• _TASK_
Locate every line in the records below that holds the word "конкурса" and return each one.

• _EXERCISE DATA_
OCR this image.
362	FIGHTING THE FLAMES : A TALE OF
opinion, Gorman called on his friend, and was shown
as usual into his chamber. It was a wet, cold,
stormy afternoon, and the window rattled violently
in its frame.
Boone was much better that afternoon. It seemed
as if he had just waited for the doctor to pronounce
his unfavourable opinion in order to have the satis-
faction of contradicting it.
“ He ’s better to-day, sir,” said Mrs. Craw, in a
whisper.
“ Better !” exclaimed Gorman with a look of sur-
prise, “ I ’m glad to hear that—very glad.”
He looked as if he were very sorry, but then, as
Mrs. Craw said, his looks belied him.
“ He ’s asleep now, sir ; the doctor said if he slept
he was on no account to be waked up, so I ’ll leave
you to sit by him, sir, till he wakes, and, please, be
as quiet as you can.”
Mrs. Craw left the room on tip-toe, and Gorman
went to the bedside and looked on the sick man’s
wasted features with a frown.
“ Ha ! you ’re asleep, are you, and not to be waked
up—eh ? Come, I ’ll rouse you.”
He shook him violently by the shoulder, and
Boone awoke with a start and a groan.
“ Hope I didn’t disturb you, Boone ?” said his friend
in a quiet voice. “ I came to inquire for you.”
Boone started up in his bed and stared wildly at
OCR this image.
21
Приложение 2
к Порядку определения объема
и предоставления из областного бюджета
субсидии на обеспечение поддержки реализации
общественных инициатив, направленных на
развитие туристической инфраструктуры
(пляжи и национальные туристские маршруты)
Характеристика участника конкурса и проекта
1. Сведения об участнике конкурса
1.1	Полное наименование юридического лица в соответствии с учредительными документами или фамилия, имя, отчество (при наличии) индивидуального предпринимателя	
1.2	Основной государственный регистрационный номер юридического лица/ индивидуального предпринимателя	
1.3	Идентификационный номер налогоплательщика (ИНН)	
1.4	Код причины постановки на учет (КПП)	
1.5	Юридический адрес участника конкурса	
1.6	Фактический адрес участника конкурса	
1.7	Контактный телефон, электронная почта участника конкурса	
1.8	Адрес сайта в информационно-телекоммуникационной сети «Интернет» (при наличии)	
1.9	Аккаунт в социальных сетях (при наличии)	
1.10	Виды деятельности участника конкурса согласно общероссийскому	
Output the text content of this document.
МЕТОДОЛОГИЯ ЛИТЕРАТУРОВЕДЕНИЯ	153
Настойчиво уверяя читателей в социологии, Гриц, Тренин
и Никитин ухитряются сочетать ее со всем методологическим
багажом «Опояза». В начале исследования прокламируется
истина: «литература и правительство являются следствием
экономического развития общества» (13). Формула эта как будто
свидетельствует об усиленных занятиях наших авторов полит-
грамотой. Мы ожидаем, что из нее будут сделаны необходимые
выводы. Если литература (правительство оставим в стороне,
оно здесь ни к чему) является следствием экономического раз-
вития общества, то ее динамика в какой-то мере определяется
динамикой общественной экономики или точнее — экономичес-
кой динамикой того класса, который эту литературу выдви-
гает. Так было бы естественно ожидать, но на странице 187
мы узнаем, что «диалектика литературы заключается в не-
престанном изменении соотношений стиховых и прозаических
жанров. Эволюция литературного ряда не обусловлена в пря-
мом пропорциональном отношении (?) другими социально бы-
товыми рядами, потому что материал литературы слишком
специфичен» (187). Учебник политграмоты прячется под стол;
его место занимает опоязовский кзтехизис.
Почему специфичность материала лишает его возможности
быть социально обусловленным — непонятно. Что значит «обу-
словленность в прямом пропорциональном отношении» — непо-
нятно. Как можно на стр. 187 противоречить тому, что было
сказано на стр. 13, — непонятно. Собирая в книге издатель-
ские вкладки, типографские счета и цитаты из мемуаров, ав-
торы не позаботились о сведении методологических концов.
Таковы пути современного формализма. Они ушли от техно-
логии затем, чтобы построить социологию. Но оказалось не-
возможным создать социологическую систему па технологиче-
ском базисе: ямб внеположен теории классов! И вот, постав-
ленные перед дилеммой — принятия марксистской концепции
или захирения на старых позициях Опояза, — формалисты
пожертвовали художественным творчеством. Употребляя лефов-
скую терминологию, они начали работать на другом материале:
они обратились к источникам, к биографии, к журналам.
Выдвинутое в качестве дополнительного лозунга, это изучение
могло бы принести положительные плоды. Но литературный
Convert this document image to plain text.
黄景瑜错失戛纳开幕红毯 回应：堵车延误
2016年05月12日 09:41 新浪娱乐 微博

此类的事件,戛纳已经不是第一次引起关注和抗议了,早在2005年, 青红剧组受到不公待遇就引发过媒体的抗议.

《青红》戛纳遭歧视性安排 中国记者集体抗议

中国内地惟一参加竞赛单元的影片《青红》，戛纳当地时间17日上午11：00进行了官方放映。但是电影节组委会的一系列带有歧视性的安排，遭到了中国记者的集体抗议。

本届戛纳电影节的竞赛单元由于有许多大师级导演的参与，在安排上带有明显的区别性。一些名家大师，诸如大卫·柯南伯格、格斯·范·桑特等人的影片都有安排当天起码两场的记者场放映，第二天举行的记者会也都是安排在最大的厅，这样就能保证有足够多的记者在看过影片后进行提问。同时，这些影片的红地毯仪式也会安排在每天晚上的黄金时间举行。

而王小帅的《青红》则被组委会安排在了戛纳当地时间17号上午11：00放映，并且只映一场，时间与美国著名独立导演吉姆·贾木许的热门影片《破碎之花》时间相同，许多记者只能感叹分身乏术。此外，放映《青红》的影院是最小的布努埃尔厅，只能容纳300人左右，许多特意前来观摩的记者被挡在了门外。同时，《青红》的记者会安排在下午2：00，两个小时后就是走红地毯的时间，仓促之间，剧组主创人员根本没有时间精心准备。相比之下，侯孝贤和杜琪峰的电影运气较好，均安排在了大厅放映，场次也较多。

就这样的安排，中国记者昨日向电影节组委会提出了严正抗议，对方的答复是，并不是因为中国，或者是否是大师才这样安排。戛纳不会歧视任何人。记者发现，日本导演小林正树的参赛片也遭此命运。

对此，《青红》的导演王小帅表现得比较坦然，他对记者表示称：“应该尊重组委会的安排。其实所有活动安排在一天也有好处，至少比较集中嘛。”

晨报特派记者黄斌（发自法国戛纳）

• _EXPECTED OUTPUT_
Характеристика участника конкурса и проекта
1. Сведения об участнике конкурса
1.5	Юридический адрес участника конкурса	
1.6	Фактический адрес участника конкурса	
1.7	Контактный телефон, электронная почта участника конкурса	
1.10	Виды деятельности участника конкурса согласно общероссийскому	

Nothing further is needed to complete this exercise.